(Records contained in a dataset)

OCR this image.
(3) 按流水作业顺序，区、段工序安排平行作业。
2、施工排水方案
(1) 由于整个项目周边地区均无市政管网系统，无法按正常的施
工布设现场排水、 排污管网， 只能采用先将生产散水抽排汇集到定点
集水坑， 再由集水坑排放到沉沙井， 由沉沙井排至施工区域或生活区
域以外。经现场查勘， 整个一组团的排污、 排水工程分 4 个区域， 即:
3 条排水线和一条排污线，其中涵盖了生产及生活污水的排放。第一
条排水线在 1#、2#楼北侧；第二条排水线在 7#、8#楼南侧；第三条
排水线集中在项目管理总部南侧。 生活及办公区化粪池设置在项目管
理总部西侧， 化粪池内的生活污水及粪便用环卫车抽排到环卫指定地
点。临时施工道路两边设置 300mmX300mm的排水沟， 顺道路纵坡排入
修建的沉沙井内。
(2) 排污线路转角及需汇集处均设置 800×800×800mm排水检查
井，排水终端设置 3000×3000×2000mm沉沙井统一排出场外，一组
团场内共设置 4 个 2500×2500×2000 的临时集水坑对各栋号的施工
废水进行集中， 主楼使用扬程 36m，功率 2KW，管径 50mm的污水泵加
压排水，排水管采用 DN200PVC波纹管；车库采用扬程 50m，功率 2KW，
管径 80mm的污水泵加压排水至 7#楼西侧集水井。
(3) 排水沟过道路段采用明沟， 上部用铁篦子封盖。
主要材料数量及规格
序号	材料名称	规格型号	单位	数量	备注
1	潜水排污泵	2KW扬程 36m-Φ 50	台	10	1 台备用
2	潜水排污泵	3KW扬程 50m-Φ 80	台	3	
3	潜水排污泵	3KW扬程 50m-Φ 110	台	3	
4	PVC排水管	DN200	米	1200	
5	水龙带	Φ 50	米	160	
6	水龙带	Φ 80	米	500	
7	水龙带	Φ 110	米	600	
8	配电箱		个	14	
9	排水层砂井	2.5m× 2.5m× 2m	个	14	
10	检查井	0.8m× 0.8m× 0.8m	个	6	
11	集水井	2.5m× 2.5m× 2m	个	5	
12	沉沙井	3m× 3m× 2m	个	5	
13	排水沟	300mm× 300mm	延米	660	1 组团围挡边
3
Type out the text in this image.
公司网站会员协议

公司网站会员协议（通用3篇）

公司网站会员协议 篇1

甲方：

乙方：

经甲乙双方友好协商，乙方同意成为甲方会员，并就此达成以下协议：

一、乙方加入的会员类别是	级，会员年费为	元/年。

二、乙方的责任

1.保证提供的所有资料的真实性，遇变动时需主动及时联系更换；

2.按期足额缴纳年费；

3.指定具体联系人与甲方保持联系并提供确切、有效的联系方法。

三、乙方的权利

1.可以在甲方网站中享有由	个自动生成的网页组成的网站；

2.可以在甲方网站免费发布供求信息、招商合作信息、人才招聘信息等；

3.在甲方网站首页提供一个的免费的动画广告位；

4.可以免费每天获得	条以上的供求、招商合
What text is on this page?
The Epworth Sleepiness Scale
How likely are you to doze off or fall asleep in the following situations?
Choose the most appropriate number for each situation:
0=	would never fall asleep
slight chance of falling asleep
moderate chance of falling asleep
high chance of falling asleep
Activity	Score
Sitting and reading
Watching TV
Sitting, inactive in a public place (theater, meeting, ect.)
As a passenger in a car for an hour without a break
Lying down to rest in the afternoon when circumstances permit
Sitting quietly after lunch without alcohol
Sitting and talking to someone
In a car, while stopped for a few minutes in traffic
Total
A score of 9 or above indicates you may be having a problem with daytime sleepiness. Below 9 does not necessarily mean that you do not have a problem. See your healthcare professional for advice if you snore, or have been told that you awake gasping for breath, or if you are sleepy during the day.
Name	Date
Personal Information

■ Set problem ■
Write the material out exactly, with nothing left out.

■ Worked solution ■
OCR this image.
(3) 按流水作业顺序，区、段工序安排平行作业。
2、施工排水方案
(1) 由于整个项目周边地区均无市政管网系统，无法按正常的施
工布设现场排水、 排污管网， 只能采用先将生产散水抽排汇集到定点
集水坑， 再由集水坑排放到沉沙井， 由沉沙井排至施工区域或生活区
域以外。经现场查勘， 整个一组团的排污、 排水工程分 4 个区域， 即:
3 条排水线和一条排污线，其中涵盖了生产及生活污水的排放。第一
条排水线在 1#、2#楼北侧；第二条排水线在 7#、8#楼南侧；第三条
排水线集中在项目管理总部南侧。 生活及办公区化粪池设置在项目管
理总部西侧， 化粪池内的生活污水及粪便用环卫车抽排到环卫指定地
点。临时施工道路两边设置 300mmX300mm的排水沟， 顺道路纵坡排入
修建的沉沙井内。
(2) 排污线路转角及需汇集处均设置 800×800×800mm排水检查
井，排水终端设置 3000×3000×2000mm沉沙井统一排出场外，一组
团场内共设置 4 个 2500×2500×2000 的临时集水坑对各栋号的施工
废水进行集中， 主楼使用扬程 36m，功率 2KW，管径 50mm的污水泵加
压排水，排水管采用 DN200PVC波纹管；车库采用扬程 50m，功率 2KW，
管径 80mm的污水泵加压排水至 7#楼西侧集水井。
(3) 排水沟过道路段采用明沟， 上部用铁篦子封盖。
主要材料数量及规格
序号	材料名称	规格型号	单位	数量	备注
1	潜水排污泵	2KW扬程 36m-Φ 50	台	10	1 台备用
2	潜水排污泵	3KW扬程 50m-Φ 80	台	3	
3	潜水排污泵	3KW扬程 50m-Φ 110	台	3	
4	PVC排水管	DN200	米	1200	
5	水龙带	Φ 50	米	160	
6	水龙带	Φ 80	米	500	
7	水龙带	Φ 110	米	600	
8	配电箱		个	14	
9	排水层砂井	2.5m× 2.5m× 2m	个	14	
10	检查井	0.8m× 0.8m× 0.8m	个	6	
11	集水井	2.5m× 2.5m× 2m	个	5	
12	沉沙井	3m× 3m× 2m	个	5	
13	排水沟	300mm× 300mm	延米	660	1 组团围挡边
3
Type out the text in this image.
公司网站会员协议

公司网站会员协议（通用3篇）

公司网站会员协议 篇1

甲方：

乙方：

经甲乙双方友好协商，乙方同意成为甲方会员，并就此达成以下协议：

一、乙方加入的会员类别是	级，会员年费为	元/年。

二、乙方的责任

1.保证提供的所有资料的真实性，遇变动时需主动及时联系更换；

2.按期足额缴纳年费；

3.指定具体联系人与甲方保持联系并提供确切、有效的联系方法。

三、乙方的权利

1.可以在甲方网站中享有由	个自动生成的网页组成的网站；

2.可以在甲方网站免费发布供求信息、招商合作信息、人才招聘信息等；

3.在甲方网站首页提供一个的免费的动画广告位；

4.可以免费每天获得	条以上的供求、招商合
What text is on this page?
The Epworth Sleepiness Scale
How likely are you to doze off or fall asleep in the following situations?
Choose the most appropriate number for each situation:
0=	would never fall asleep
slight chance of falling asleep
moderate chance of falling asleep
high chance of falling asleep
Activity	Score
Sitting and reading
Watching TV
Sitting, inactive in a public place (theater, meeting, ect.)
As a passenger in a car for an hour without a break
Lying down to rest in the afternoon when circumstances permit
Sitting quietly after lunch without alcohol
Sitting and talking to someone
In a car, while stopped for a few minutes in traffic
Total
A score of 9 or above indicates you may be having a problem with daytime sleepiness. Below 9 does not necessarily mean that you do not have a problem. See your healthcare professional for advice if you snore, or have been told that you awake gasping for breath, or if you are sleepy during the day.
Name	Date
Personal Information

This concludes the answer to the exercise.